EXERCISE DIRECTIONS: Every entry below should be printed exactly, without its images.

DATA FOR THIS EXERCISE:
____

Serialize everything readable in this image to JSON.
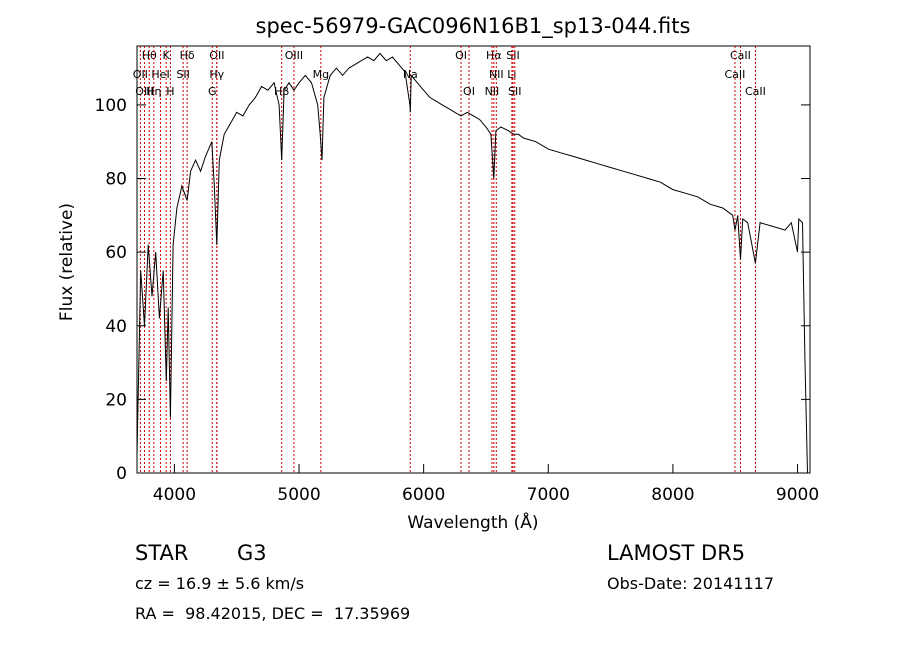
{
  "chart_data": {
    "type": "line",
    "title": "spec-56979-GAC096N16B1_sp13-044.fits",
    "xlabel": "Wavelength (Å)",
    "ylabel": "Flux (relative)",
    "xlim": [
      3700,
      9100
    ],
    "ylim": [
      0,
      116
    ],
    "x_ticks": [
      4000,
      5000,
      6000,
      7000,
      8000,
      9000
    ],
    "y_ticks": [
      0,
      20,
      40,
      60,
      80,
      100
    ],
    "series": [
      {
        "x": [
          3700,
          3730,
          3760,
          3790,
          3820,
          3850,
          3880,
          3910,
          3935,
          3950,
          3968,
          3990,
          4020,
          4060,
          4102,
          4130,
          4170,
          4210,
          4250,
          4300,
          4320,
          4340,
          4360,
          4400,
          4450,
          4500,
          4550,
          4600,
          4650,
          4700,
          4750,
          4800,
          4840,
          4861,
          4880,
          4920,
          4960,
          5000,
          5050,
          5100,
          5150,
          5170,
          5184,
          5200,
          5250,
          5300,
          5350,
          5400,
          5450,
          5500,
          5550,
          5600,
          5650,
          5700,
          5750,
          5800,
          5850,
          5890,
          5893,
          5900,
          5950,
          6000,
          6050,
          6100,
          6150,
          6200,
          6250,
          6300,
          6350,
          6400,
          6450,
          6500,
          6540,
          6563,
          6580,
          6620,
          6680,
          6720,
          6760,
          6800,
          6900,
          7000,
          7100,
          7200,
          7300,
          7400,
          7500,
          7600,
          7700,
          7800,
          7900,
          8000,
          8100,
          8200,
          8300,
          8400,
          8480,
          8498,
          8520,
          8542,
          8560,
          8600,
          8662,
          8700,
          8800,
          8900,
          8950,
          9000,
          9010,
          9040,
          9060,
          9080
        ],
        "y": [
          5,
          55,
          40,
          62,
          48,
          60,
          42,
          55,
          25,
          45,
          15,
          62,
          72,
          78,
          74,
          82,
          85,
          82,
          86,
          90,
          78,
          62,
          85,
          92,
          95,
          98,
          97,
          100,
          102,
          105,
          104,
          106,
          100,
          85,
          104,
          106,
          104,
          106,
          108,
          106,
          100,
          92,
          85,
          102,
          108,
          110,
          108,
          110,
          111,
          112,
          113,
          112,
          114,
          112,
          113,
          111,
          109,
          100,
          98,
          108,
          106,
          104,
          102,
          101,
          100,
          99,
          98,
          97,
          98,
          97,
          96,
          94,
          92,
          80,
          93,
          94,
          93,
          92,
          92,
          91,
          90,
          88,
          87,
          86,
          85,
          84,
          83,
          82,
          81,
          80,
          79,
          77,
          76,
          75,
          73,
          72,
          70,
          66,
          70,
          58,
          69,
          68,
          57,
          68,
          67,
          66,
          68,
          60,
          69,
          68,
          30,
          0
        ]
      }
    ],
    "line_annotations": [
      {
        "label": "Hθ",
        "x": 3798,
        "row": 0
      },
      {
        "label": "K",
        "x": 3934,
        "row": 0
      },
      {
        "label": "Hδ",
        "x": 4102,
        "row": 0
      },
      {
        "label": "OII",
        "x": 4341,
        "row": 0
      },
      {
        "label": "OIII",
        "x": 4959,
        "row": 0
      },
      {
        "label": "OI",
        "x": 6300,
        "row": 0
      },
      {
        "label": "Hα",
        "x": 6563,
        "row": 0
      },
      {
        "label": "SII",
        "x": 6717,
        "row": 0
      },
      {
        "label": "CaII",
        "x": 8542,
        "row": 0
      },
      {
        "label": "OII",
        "x": 3727,
        "row": 1
      },
      {
        "label": "HeI",
        "x": 3889,
        "row": 1
      },
      {
        "label": "SII",
        "x": 4070,
        "row": 1
      },
      {
        "label": "Hγ",
        "x": 4340,
        "row": 1
      },
      {
        "label": "Mg",
        "x": 5175,
        "row": 1
      },
      {
        "label": "Na",
        "x": 5893,
        "row": 1
      },
      {
        "label": "NII",
        "x": 6583,
        "row": 1
      },
      {
        "label": "Li",
        "x": 6708,
        "row": 1
      },
      {
        "label": "CaII",
        "x": 8498,
        "row": 1
      },
      {
        "label": "OIII",
        "x": 3760,
        "row": 2
      },
      {
        "label": "Hη",
        "x": 3835,
        "row": 2
      },
      {
        "label": "H",
        "x": 3968,
        "row": 2
      },
      {
        "label": "G",
        "x": 4304,
        "row": 2
      },
      {
        "label": "Hβ",
        "x": 4861,
        "row": 2
      },
      {
        "label": "OI",
        "x": 6364,
        "row": 2
      },
      {
        "label": "NII",
        "x": 6548,
        "row": 2
      },
      {
        "label": "SII",
        "x": 6731,
        "row": 2
      },
      {
        "label": "CaII",
        "x": 8662,
        "row": 2
      }
    ]
  },
  "info": {
    "object_type": "STAR",
    "subclass": "G3",
    "survey": "LAMOST DR5",
    "redshift": "cz = 16.9 ± 5.6 km/s",
    "obs_date": "Obs-Date: 20141117",
    "coords": "RA =  98.42015, DEC =  17.35969"
  },
  "colors": {
    "line": "#000000",
    "annotation": "#cc0000",
    "background": "#ffffff"
  }
}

____

TASK OUTPUT:
Serialize everything readable in this image to JSON.
{
  "chart_data": {
    "type": "line",
    "title": "spec-56979-GAC096N16B1_sp13-044.fits",
    "xlabel": "Wavelength (Å)",
    "ylabel": "Flux (relative)",
    "xlim": [
      3700,
      9100
    ],
    "ylim": [
      0,
      116
    ],
    "x_ticks": [
      4000,
      5000,
      6000,
      7000,
      8000,
      9000
    ],
    "y_ticks": [
      0,
      20,
      40,
      60,
      80,
      100
    ],
    "series": [
      {
        "x": [
          3700,
          3730,
          3760,
          3790,
          3820,
          3850,
          3880,
          3910,
          3935,
          3950,
          3968,
          3990,
          4020,
          4060,
          4102,
          4130,
          4170,
          4210,
          4250,
          4300,
          4320,
          4340,
          4360,
          4400,
          4450,
          4500,
          4550,
          4600,
          4650,
          4700,
          4750,
          4800,
          4840,
          4861,
          4880,
          4920,
          4960,
          5000,
          5050,
          5100,
          5150,
          5170,
          5184,
          5200,
          5250,
          5300,
          5350,
          5400,
          5450,
          5500,
          5550,
          5600,
          5650,
          5700,
          5750,
          5800,
          5850,
          5890,
          5893,
          5900,
          5950,
          6000,
          6050,
          6100,
          6150,
          6200,
          6250,
          6300,
          6350,
          6400,
          6450,
          6500,
          6540,
          6563,
          6580,
          6620,
          6680,
          6720,
          6760,
          6800,
          6900,
          7000,
          7100,
          7200,
          7300,
          7400,
          7500,
          7600,
          7700,
          7800,
          7900,
          8000,
          8100,
          8200,
          8300,
          8400,
          8480,
          8498,
          8520,
          8542,
          8560,
          8600,
          8662,
          8700,
          8800,
          8900,
          8950,
          9000,
          9010,
          9040,
          9060,
          9080
        ],
        "y": [
          5,
          55,
          40,
          62,
          48,
          60,
          42,
          55,
          25,
          45,
          15,
          62,
          72,
          78,
          74,
          82,
          85,
          82,
          86,
          90,
          78,
          62,
          85,
          92,
          95,
          98,
          97,
          100,
          102,
          105,
          104,
          106,
          100,
          85,
          104,
          106,
          104,
          106,
          108,
          106,
          100,
          92,
          85,
          102,
          108,
          110,
          108,
          110,
          111,
          112,
          113,
          112,
          114,
          112,
          113,
          111,
          109,
          100,
          98,
          108,
          106,
          104,
          102,
          101,
          100,
          99,
          98,
          97,
          98,
          97,
          96,
          94,
          92,
          80,
          93,
          94,
          93,
          92,
          92,
          91,
          90,
          88,
          87,
          86,
          85,
          84,
          83,
          82,
          81,
          80,
          79,
          77,
          76,
          75,
          73,
          72,
          70,
          66,
          70,
          58,
          69,
          68,
          57,
          68,
          67,
          66,
          68,
          60,
          69,
          68,
          30,
          0
        ]
      }
    ],
    "line_annotations": [
      {
        "label": "Hθ",
        "x": 3798,
        "row": 0
      },
      {
        "label": "K",
        "x": 3934,
        "row": 0
      },
      {
        "label": "Hδ",
        "x": 4102,
        "row": 0
      },
      {
        "label": "OII",
        "x": 4341,
        "row": 0
      },
      {
        "label": "OIII",
        "x": 4959,
        "row": 0
      },
      {
        "label": "OI",
        "x": 6300,
        "row": 0
      },
      {
        "label": "Hα",
        "x": 6563,
        "row": 0
      },
      {
        "label": "SII",
        "x": 6717,
        "row": 0
      },
      {
        "label": "CaII",
        "x": 8542,
        "row": 0
      },
      {
        "label": "OII",
        "x": 3727,
        "row": 1
      },
      {
        "label": "HeI",
        "x": 3889,
        "row": 1
      },
      {
        "label": "SII",
        "x": 4070,
        "row": 1
      },
      {
        "label": "Hγ",
        "x": 4340,
        "row": 1
      },
      {
        "label": "Mg",
        "x": 5175,
        "row": 1
      },
      {
        "label": "Na",
        "x": 5893,
        "row": 1
      },
      {
        "label": "NII",
        "x": 6583,
        "row": 1
      },
      {
        "label": "Li",
        "x": 6708,
        "row": 1
      },
      {
        "label": "CaII",
        "x": 8498,
        "row": 1
      },
      {
        "label": "OIII",
        "x": 3760,
        "row": 2
      },
      {
        "label": "Hη",
        "x": 3835,
        "row": 2
      },
      {
        "label": "H",
        "x": 3968,
        "row": 2
      },
      {
        "label": "G",
        "x": 4304,
        "row": 2
      },
      {
        "label": "Hβ",
        "x": 4861,
        "row": 2
      },
      {
        "label": "OI",
        "x": 6364,
        "row": 2
      },
      {
        "label": "NII",
        "x": 6548,
        "row": 2
      },
      {
        "label": "SII",
        "x": 6731,
        "row": 2
      },
      {
        "label": "CaII",
        "x": 8662,
        "row": 2
      }
    ]
  },
  "info": {
    "object_type": "STAR",
    "subclass": "G3",
    "survey": "LAMOST DR5",
    "redshift": "cz = 16.9 ± 5.6 km/s",
    "obs_date": "Obs-Date: 20141117",
    "coords": "RA =  98.42015, DEC =  17.35969"
  },
  "colors": {
    "line": "#000000",
    "annotation": "#cc0000",
    "background": "#ffffff"
  }
}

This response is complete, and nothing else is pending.